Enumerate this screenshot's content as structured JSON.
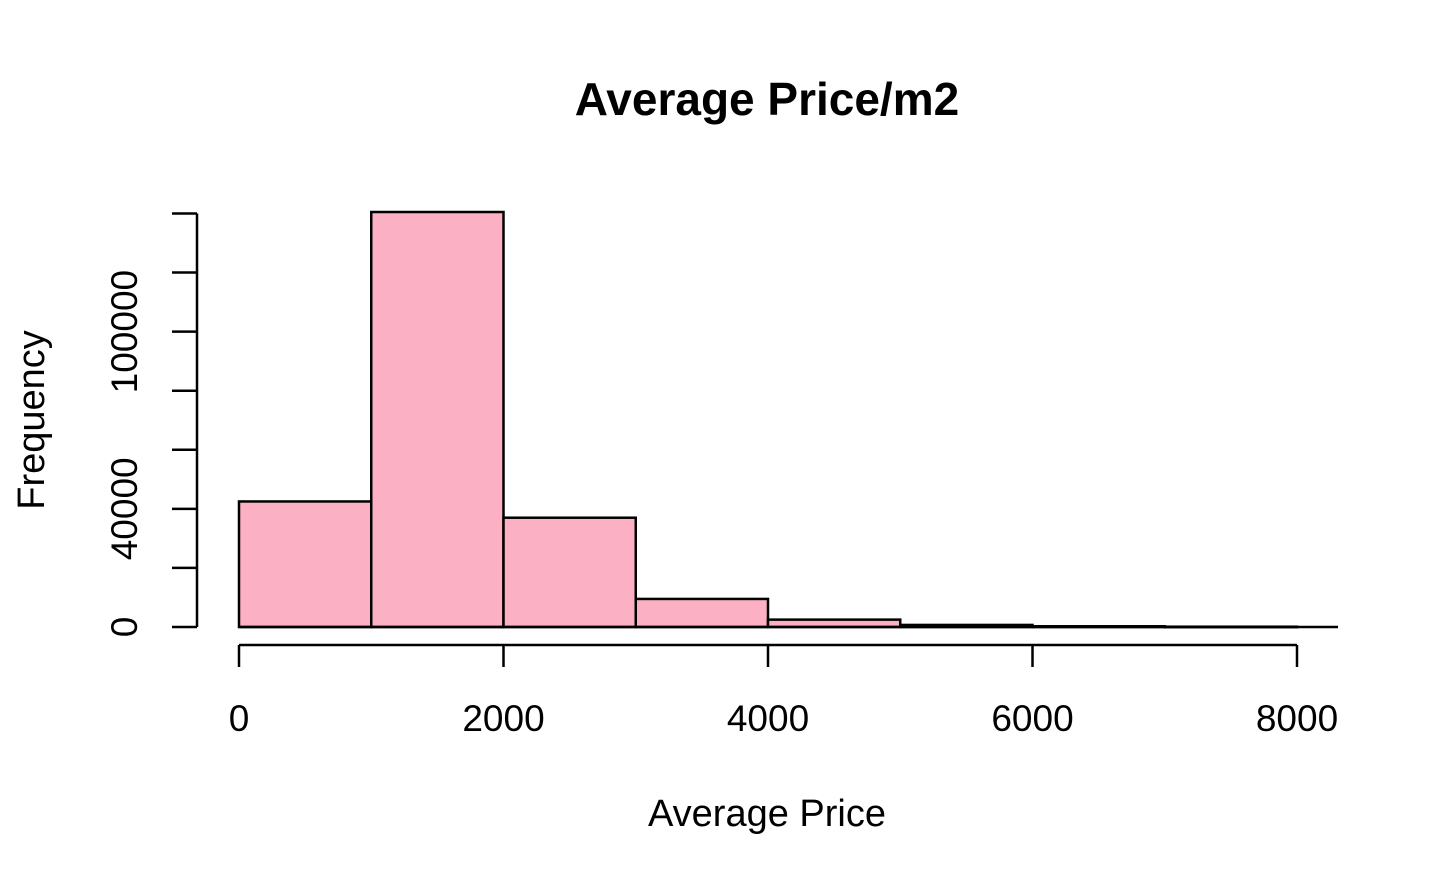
{
  "chart_data": {
    "type": "bar",
    "subtype": "histogram",
    "title": "Average Price/m2",
    "xlabel": "Average Price",
    "ylabel": "Frequency",
    "bins": [
      {
        "start": 0,
        "end": 1000,
        "value": 42500
      },
      {
        "start": 1000,
        "end": 2000,
        "value": 140500
      },
      {
        "start": 2000,
        "end": 3000,
        "value": 37000
      },
      {
        "start": 3000,
        "end": 4000,
        "value": 9500
      },
      {
        "start": 4000,
        "end": 5000,
        "value": 2500
      },
      {
        "start": 5000,
        "end": 6000,
        "value": 700
      },
      {
        "start": 6000,
        "end": 7000,
        "value": 250
      },
      {
        "start": 7000,
        "end": 8000,
        "value": 100
      }
    ],
    "x_ticks": [
      0,
      2000,
      4000,
      6000,
      8000
    ],
    "x_tick_labels": [
      "0",
      "2000",
      "4000",
      "6000",
      "8000"
    ],
    "y_ticks": [
      0,
      20000,
      40000,
      60000,
      80000,
      100000,
      120000,
      140000
    ],
    "y_tick_labels": [
      "0",
      "",
      "40000",
      "",
      "",
      "100000",
      "",
      ""
    ],
    "xlim": [
      0,
      8000
    ],
    "ylim": [
      0,
      140500
    ],
    "grid": false,
    "bar_color": "#FBB1C3",
    "edge_color": "#000000"
  }
}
========================================
◆ The exercise
Report the number of lines containing the string "Price" and add nothing to it.

◆ Task response
2